** start of DATA PROVIDED **

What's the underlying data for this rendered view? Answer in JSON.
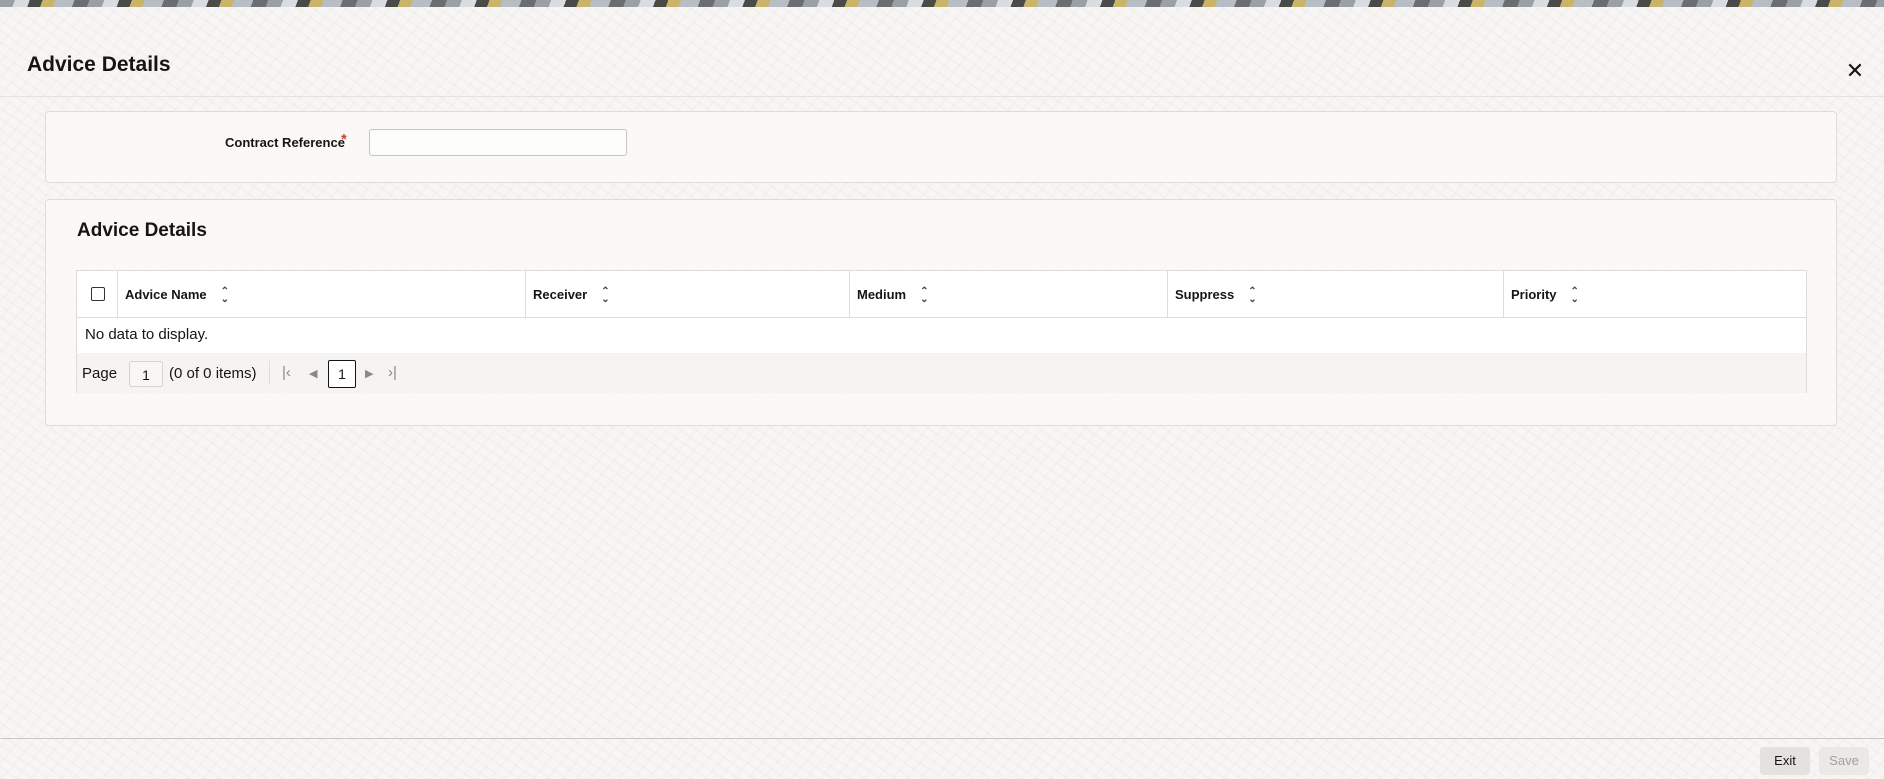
{
  "window": {
    "title": "Advice Details",
    "close_icon": "close-icon"
  },
  "form": {
    "contract_reference_label": "Contract Reference",
    "required_marker": "*",
    "contract_reference_value": ""
  },
  "advice_section": {
    "title": "Advice Details",
    "columns": [
      "Advice Name",
      "Receiver",
      "Medium",
      "Suppress",
      "Priority"
    ],
    "empty_text": "No data to display.",
    "pager": {
      "page_label": "Page",
      "page_value": "1",
      "item_count": "(0 of 0 items)",
      "current_page": "1"
    }
  },
  "footer": {
    "exit_label": "Exit",
    "save_label": "Save"
  }
}
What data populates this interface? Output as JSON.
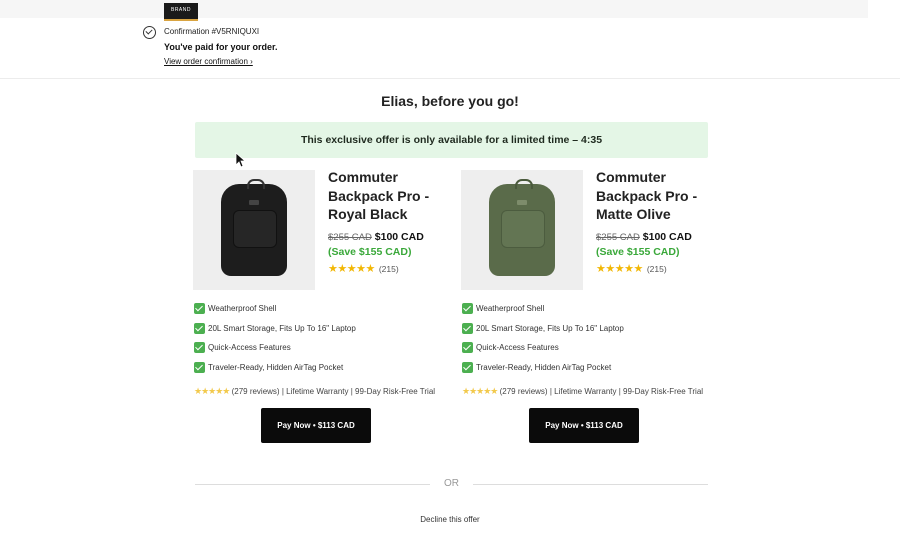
{
  "header": {
    "logo_text": "BRAND",
    "confirmation": "Confirmation #V5RNIQUXI",
    "paid_message": "You've paid for your order.",
    "view_link": "View order confirmation ›"
  },
  "main": {
    "heading": "Elias, before you go!",
    "offer_banner": "This exclusive offer is only available for a limited time – 4:35",
    "products": [
      {
        "title": "Commuter Backpack Pro - Royal Black",
        "old_price": "$255 CAD",
        "new_price": "$100 CAD",
        "savings": "(Save $155 CAD)",
        "stars": "★★★★★",
        "rating_count": "(215)",
        "image_icon": "black-backpack",
        "features": [
          "Weatherproof Shell",
          "20L Smart Storage, Fits Up To 16\" Laptop",
          "Quick-Access Features",
          "Traveler-Ready, Hidden AirTag Pocket"
        ],
        "review_stars": "★★★★★",
        "reviews_text": "(279 reviews) | Lifetime Warranty | 99-Day Risk-Free Trial",
        "pay_button": "Pay Now • $113 CAD"
      },
      {
        "title": "Commuter Backpack Pro - Matte Olive",
        "old_price": "$255 CAD",
        "new_price": "$100 CAD",
        "savings": "(Save $155 CAD)",
        "stars": "★★★★★",
        "rating_count": "(215)",
        "image_icon": "olive-backpack",
        "features": [
          "Weatherproof Shell",
          "20L Smart Storage, Fits Up To 16\" Laptop",
          "Quick-Access Features",
          "Traveler-Ready, Hidden AirTag Pocket"
        ],
        "review_stars": "★★★★★",
        "reviews_text": "(279 reviews) | Lifetime Warranty | 99-Day Risk-Free Trial",
        "pay_button": "Pay Now • $113 CAD"
      }
    ],
    "or_divider": "OR",
    "decline_link": "Decline this offer"
  },
  "colors": {
    "banner_bg": "#e4f6e6",
    "save_green": "#3aa83a",
    "check_green": "#4caf50",
    "star_gold": "#f2b705",
    "button_bg": "#0b0b0b"
  }
}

** end of DATA PROVIDED **

◆ TASK BRIEF:
Find every line that includes the string "confirmation". Report how many there are and nothing else.

◆ THE OUTPUT:
2